------ SUPPLIED DATA ------

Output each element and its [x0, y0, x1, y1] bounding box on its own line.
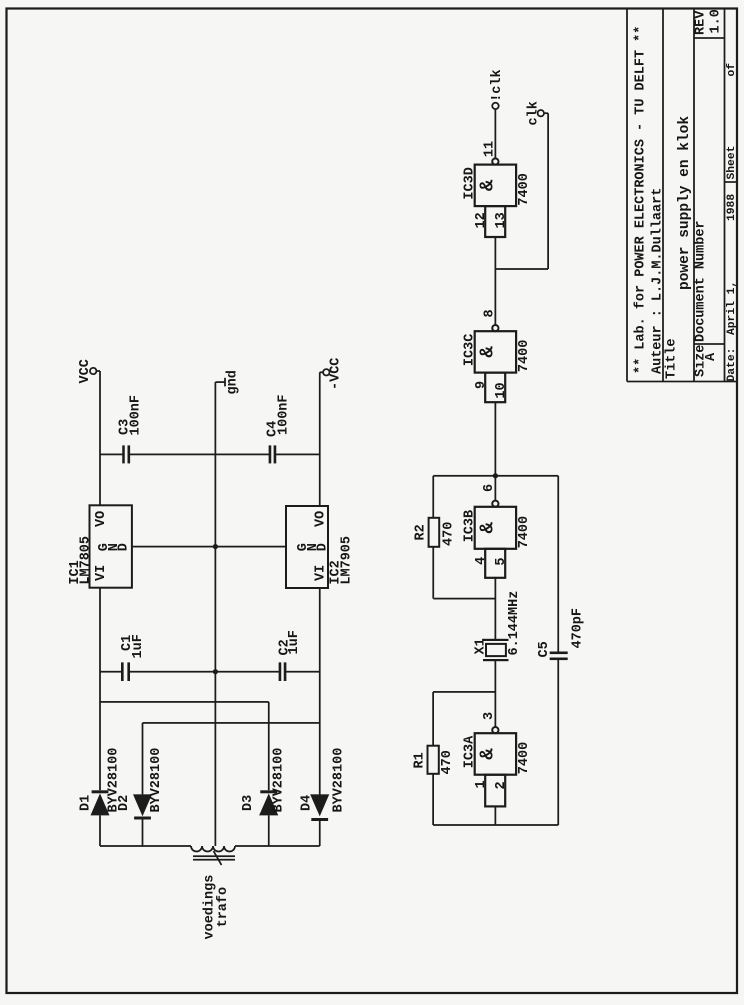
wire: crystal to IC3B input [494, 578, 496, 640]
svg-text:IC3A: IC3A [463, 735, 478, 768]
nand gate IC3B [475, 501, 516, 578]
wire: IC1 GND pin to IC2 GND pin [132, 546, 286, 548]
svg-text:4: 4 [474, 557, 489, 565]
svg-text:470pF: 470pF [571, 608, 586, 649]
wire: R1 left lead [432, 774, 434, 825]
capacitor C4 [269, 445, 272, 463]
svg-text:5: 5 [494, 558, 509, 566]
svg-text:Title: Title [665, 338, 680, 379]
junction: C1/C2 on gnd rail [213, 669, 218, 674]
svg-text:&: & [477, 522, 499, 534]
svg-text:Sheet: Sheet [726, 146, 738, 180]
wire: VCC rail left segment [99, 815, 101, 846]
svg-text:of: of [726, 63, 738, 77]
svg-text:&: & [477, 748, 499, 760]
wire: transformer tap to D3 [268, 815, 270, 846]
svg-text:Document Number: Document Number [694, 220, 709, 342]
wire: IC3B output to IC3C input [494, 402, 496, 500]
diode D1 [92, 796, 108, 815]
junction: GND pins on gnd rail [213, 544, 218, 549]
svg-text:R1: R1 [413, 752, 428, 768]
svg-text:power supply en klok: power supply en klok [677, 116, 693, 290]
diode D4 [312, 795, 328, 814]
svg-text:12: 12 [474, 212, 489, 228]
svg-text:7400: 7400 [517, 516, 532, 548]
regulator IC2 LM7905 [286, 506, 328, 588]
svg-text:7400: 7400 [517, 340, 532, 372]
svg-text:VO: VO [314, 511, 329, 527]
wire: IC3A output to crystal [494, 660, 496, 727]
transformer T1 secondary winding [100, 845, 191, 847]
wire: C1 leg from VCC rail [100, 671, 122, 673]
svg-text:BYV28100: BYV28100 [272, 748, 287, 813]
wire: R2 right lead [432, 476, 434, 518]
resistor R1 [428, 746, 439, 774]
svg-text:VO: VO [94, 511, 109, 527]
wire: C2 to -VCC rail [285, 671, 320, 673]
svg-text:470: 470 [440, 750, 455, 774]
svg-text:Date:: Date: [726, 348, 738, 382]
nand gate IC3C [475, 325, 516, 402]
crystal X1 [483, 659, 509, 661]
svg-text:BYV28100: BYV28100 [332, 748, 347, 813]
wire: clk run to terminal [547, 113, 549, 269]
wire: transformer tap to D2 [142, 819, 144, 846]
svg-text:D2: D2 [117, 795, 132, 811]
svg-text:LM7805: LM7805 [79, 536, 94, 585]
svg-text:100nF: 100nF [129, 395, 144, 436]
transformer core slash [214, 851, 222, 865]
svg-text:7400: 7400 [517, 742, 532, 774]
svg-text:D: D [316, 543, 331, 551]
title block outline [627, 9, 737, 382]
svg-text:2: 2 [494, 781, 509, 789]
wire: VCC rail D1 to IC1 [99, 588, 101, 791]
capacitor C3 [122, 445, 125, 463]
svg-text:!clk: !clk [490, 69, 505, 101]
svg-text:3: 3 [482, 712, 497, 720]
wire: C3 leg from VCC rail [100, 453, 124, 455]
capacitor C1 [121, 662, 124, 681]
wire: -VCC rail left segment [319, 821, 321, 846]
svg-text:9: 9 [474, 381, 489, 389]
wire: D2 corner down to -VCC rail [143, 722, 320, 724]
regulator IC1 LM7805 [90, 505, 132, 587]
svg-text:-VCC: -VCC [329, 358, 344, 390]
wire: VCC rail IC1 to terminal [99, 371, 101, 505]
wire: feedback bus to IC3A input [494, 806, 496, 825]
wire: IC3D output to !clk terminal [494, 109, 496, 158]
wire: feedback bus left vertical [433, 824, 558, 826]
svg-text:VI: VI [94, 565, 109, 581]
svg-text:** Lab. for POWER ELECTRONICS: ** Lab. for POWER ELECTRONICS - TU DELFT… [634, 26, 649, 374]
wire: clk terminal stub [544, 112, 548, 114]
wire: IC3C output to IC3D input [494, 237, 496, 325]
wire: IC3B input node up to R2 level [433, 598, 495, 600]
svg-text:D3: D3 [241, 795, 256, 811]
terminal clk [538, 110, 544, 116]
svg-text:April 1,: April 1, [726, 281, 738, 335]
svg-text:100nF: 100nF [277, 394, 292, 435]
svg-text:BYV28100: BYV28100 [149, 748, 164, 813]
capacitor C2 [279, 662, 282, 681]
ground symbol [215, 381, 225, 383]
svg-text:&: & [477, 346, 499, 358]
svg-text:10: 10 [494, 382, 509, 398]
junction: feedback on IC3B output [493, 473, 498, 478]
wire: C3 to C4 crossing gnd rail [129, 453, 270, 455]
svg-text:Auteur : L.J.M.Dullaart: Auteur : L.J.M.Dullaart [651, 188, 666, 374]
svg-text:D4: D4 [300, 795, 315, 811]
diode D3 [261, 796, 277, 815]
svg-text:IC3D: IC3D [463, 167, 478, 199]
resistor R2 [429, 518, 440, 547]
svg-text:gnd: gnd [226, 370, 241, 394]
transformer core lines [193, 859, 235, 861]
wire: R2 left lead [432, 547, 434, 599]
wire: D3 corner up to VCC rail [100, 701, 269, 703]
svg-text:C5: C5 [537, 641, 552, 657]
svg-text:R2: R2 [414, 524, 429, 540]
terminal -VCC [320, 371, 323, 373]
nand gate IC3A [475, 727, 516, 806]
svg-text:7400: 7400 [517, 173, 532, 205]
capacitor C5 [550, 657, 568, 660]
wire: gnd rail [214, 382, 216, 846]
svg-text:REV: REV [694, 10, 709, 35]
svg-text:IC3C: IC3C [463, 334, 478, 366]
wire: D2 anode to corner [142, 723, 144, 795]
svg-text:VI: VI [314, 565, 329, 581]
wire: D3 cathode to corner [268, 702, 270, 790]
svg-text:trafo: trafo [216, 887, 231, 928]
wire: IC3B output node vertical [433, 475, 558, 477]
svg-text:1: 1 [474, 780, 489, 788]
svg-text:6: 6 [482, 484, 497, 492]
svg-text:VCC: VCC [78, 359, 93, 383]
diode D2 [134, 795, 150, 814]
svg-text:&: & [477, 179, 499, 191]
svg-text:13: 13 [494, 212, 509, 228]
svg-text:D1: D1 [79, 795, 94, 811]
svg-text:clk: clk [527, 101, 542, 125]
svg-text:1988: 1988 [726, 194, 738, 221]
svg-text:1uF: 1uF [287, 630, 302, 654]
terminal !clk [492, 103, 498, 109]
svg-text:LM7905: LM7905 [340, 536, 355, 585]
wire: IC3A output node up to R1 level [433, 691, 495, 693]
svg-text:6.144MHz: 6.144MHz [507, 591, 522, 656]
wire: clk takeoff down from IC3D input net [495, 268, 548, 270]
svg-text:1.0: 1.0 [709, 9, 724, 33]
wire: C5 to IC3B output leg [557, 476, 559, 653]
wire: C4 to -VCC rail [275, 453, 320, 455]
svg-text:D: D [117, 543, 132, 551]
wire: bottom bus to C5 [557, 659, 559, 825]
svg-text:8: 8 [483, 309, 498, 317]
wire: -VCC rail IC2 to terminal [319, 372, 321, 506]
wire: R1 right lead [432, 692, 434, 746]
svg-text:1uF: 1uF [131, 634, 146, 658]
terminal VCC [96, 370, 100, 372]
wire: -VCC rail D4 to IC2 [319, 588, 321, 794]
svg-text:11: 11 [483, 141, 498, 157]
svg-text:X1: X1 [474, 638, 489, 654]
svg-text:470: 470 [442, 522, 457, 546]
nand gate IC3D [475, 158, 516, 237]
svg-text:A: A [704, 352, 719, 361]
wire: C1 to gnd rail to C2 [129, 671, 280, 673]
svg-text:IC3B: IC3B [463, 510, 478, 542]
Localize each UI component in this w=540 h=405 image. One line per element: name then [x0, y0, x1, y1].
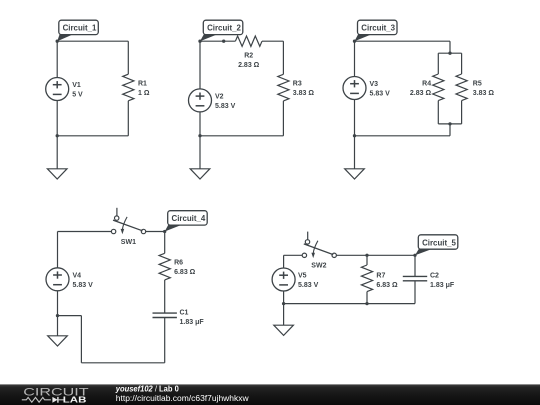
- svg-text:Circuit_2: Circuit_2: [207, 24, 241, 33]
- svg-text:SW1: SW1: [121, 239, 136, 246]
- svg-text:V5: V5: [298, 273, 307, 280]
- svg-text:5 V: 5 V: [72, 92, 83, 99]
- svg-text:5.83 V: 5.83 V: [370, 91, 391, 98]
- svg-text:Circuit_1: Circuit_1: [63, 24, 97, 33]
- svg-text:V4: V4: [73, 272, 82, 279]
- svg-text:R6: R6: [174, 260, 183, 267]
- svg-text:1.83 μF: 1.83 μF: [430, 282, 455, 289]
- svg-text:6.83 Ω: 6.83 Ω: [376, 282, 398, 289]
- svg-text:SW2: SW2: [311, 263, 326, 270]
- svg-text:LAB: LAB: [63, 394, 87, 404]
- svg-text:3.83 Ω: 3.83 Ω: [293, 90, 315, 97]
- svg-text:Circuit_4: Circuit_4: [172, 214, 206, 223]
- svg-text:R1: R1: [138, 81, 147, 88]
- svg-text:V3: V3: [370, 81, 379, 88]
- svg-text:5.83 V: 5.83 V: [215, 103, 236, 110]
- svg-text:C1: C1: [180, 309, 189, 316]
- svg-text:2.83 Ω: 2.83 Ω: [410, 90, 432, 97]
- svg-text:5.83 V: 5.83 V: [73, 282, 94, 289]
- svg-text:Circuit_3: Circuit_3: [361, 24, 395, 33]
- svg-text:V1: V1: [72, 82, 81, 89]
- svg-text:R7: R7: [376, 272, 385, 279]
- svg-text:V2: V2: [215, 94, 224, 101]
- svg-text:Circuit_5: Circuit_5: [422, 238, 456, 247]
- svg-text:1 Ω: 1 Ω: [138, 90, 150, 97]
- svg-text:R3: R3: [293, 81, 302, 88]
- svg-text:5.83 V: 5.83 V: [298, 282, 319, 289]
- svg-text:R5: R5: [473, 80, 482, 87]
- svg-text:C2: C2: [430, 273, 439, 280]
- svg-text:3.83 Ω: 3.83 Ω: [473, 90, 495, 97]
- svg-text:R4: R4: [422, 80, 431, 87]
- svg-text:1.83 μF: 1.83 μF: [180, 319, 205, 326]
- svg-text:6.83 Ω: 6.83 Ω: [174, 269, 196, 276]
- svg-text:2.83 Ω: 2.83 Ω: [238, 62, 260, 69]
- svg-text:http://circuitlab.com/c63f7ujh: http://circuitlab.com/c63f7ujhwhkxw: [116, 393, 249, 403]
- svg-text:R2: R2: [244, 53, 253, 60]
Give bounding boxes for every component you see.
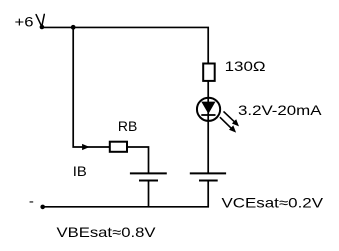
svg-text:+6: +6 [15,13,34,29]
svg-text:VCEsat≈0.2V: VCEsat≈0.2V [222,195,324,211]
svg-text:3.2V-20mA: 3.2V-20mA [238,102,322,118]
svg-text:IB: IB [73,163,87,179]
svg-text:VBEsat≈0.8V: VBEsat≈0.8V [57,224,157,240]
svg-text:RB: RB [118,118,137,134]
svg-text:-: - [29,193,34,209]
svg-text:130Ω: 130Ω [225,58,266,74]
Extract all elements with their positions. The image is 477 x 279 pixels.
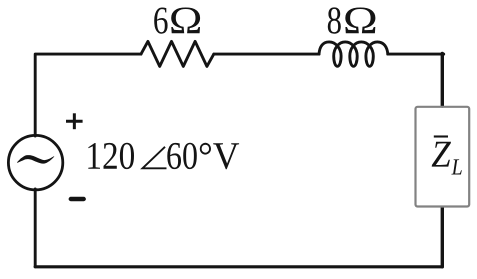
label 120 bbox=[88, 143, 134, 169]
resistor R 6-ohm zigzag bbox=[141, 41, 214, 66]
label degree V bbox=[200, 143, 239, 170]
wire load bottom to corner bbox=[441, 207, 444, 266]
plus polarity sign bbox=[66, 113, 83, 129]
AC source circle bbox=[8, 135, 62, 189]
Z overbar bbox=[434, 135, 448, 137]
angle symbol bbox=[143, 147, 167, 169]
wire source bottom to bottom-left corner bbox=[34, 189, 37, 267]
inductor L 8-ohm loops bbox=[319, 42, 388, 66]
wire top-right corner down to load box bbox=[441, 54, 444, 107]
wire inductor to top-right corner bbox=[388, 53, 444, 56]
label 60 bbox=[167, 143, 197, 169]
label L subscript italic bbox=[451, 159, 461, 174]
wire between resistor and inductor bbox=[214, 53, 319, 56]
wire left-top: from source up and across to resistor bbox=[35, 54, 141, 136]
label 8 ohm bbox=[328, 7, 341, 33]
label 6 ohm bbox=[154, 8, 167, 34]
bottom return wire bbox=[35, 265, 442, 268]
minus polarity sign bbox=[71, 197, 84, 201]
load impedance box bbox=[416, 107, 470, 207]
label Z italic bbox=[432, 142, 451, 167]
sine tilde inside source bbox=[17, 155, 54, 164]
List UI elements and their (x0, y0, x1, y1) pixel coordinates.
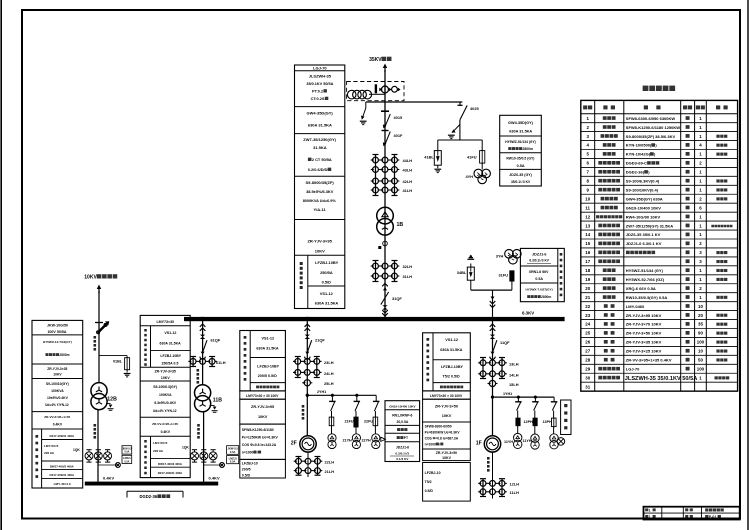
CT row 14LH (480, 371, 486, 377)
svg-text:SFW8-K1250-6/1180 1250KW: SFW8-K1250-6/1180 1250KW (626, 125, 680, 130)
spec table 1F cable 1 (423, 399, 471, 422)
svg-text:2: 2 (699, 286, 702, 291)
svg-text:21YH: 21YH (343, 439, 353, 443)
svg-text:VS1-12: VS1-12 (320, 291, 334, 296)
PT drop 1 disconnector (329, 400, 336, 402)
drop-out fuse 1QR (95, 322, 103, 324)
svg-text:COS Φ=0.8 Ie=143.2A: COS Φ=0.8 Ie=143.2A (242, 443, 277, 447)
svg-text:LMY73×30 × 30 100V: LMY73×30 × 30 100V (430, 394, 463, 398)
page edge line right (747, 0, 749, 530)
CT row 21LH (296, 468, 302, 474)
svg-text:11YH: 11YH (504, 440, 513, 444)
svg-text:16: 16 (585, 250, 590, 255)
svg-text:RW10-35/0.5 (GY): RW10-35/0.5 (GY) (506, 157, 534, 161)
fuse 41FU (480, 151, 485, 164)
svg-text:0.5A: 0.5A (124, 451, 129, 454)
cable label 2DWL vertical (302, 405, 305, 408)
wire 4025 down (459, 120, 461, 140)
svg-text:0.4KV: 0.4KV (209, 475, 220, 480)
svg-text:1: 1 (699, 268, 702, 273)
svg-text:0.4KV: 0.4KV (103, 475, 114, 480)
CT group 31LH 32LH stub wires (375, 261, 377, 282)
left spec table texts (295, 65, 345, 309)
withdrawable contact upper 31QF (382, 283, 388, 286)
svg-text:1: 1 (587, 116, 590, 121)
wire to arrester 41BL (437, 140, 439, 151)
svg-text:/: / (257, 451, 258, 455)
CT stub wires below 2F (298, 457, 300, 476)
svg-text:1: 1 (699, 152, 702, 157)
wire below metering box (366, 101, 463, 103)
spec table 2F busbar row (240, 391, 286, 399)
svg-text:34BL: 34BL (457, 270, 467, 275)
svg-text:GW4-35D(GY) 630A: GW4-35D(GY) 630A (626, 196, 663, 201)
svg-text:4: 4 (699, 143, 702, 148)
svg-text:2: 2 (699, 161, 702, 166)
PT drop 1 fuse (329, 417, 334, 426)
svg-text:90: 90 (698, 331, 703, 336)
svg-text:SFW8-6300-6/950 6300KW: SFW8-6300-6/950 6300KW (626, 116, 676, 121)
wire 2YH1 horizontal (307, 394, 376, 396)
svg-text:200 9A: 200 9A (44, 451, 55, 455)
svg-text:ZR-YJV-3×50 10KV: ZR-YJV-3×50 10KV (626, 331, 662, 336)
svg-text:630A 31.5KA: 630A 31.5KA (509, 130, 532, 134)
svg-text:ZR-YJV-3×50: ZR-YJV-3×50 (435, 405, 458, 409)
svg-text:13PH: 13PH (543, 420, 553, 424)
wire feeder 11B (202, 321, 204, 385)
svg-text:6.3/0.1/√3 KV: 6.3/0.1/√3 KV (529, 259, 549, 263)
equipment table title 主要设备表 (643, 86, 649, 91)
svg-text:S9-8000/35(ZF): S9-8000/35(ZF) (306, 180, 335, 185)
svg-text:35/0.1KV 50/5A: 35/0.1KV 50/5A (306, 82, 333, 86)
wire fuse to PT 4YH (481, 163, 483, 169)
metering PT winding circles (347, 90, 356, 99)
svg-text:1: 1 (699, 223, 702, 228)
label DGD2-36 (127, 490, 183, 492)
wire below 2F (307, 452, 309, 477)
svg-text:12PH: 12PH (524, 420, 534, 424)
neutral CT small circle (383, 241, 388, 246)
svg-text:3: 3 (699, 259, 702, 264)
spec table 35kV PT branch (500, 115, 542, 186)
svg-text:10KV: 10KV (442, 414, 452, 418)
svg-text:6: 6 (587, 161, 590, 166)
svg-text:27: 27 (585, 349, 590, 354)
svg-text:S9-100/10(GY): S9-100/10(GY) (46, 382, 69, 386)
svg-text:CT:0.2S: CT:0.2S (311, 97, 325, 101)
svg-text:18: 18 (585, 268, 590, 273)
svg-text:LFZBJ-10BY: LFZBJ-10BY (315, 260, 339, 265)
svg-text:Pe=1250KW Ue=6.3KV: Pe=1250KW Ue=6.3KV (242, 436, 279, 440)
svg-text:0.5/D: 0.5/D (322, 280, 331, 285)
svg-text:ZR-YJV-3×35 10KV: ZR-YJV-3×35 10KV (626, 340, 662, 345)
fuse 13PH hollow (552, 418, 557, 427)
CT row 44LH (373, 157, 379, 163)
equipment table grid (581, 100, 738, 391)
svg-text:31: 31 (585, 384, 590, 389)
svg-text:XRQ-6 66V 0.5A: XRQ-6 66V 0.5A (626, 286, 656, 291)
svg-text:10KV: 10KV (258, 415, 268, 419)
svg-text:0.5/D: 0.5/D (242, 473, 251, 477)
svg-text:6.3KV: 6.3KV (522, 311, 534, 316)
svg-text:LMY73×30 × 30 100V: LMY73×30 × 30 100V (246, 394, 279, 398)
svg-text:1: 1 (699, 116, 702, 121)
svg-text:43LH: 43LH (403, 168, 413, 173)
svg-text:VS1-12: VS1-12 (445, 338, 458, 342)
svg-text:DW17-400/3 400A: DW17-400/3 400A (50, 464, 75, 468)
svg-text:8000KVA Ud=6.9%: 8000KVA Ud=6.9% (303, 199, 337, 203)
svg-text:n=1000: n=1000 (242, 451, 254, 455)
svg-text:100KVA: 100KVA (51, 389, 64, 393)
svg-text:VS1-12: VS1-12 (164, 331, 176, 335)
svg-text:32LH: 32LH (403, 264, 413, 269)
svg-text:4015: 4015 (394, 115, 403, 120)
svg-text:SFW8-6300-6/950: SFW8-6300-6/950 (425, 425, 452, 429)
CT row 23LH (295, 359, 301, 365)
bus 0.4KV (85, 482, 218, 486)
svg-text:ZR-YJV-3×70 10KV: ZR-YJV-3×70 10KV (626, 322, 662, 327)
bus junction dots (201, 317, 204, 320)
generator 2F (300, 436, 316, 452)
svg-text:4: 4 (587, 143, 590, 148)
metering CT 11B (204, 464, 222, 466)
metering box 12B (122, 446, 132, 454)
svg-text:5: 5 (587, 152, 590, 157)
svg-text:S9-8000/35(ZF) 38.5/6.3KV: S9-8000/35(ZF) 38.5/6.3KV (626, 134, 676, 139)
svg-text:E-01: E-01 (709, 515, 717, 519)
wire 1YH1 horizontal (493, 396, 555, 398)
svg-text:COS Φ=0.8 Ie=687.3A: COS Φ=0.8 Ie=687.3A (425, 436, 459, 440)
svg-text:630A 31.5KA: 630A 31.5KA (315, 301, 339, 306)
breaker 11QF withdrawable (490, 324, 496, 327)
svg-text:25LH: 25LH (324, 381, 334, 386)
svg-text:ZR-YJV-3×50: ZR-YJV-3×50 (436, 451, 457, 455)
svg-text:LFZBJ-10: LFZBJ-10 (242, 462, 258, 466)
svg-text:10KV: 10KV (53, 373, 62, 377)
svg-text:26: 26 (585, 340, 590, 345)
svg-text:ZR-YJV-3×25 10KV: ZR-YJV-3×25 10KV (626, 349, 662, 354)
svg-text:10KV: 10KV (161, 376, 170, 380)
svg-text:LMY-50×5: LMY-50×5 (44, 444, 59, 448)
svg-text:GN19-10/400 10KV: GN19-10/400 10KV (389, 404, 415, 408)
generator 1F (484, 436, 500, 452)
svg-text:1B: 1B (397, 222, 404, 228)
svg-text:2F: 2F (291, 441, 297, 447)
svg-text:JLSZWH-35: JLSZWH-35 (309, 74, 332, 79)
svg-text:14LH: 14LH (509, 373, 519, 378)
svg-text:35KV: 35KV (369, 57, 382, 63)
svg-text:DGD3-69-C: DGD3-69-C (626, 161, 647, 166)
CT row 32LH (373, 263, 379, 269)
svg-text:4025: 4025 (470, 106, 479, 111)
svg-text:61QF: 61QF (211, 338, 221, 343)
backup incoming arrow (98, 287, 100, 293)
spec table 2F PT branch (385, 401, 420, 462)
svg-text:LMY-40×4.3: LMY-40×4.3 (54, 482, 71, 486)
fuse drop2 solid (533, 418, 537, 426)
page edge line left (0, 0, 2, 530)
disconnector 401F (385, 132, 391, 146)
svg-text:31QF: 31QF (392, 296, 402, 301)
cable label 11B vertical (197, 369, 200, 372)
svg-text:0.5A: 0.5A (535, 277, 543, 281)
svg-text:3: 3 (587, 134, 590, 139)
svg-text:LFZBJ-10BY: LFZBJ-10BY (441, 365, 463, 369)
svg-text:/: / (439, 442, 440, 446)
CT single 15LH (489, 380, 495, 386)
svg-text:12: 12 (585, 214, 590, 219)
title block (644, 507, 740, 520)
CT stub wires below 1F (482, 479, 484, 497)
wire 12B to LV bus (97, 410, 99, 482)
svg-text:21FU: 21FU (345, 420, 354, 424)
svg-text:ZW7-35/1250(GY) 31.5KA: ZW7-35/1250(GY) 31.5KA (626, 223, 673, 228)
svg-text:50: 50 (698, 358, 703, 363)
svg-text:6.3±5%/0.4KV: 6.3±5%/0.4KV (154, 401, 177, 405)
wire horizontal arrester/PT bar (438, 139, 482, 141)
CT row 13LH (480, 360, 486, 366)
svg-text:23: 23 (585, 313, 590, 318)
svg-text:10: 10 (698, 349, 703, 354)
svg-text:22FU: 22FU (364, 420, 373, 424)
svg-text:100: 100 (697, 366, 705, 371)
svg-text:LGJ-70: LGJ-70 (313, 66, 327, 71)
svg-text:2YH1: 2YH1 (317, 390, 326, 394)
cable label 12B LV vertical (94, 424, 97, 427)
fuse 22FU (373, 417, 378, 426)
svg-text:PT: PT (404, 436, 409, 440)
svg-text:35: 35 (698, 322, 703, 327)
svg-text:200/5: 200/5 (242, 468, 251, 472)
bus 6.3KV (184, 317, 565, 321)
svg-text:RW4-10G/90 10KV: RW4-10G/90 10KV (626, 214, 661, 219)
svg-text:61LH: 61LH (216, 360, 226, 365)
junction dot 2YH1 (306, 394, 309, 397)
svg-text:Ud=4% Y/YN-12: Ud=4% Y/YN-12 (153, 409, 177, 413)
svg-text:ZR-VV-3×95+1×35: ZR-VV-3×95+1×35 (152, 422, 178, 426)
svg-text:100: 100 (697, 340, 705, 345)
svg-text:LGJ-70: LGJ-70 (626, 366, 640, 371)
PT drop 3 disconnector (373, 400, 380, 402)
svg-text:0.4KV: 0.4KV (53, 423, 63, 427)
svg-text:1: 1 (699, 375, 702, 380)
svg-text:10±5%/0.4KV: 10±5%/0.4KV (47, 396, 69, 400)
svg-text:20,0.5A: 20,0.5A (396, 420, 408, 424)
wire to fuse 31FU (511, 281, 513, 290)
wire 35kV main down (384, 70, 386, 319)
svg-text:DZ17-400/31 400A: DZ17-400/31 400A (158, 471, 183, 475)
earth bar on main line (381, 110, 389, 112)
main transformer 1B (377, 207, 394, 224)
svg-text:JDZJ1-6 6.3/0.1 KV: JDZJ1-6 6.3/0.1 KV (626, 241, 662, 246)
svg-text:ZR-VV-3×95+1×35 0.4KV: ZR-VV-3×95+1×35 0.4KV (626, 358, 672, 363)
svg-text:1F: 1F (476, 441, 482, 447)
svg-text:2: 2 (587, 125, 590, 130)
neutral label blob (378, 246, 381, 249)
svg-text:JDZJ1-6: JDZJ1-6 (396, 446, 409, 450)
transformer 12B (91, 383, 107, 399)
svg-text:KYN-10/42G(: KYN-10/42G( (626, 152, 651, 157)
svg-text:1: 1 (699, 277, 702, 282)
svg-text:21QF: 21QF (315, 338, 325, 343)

------

§ PROBLEM TO SOLVE
In the items above, copy verbatim the lines from the one containing "svg-text:+6: +6 [15,13,34,29]" through the one containing "Extract all elements", including both.

§ ANSWER TO THIS TASK
svg-text:+6: +6 [15,13,34,29]
svg-text:VCEsat≈0.2V: VCEsat≈0.2V [222,195,324,211]
svg-text:3.2V-20mA: 3.2V-20mA [238,102,322,118]
svg-text:IB: IB [73,163,87,179]
svg-text:VBEsat≈0.8V: VBEsat≈0.8V [57,224,157,240]
svg-text:RB: RB [118,118,137,134]
svg-text:-: - [29,193,34,209]
svg-text:130Ω: 130Ω [225,58,266,74]
Extract all elements with their positions. The image is 477 x 279 pixels.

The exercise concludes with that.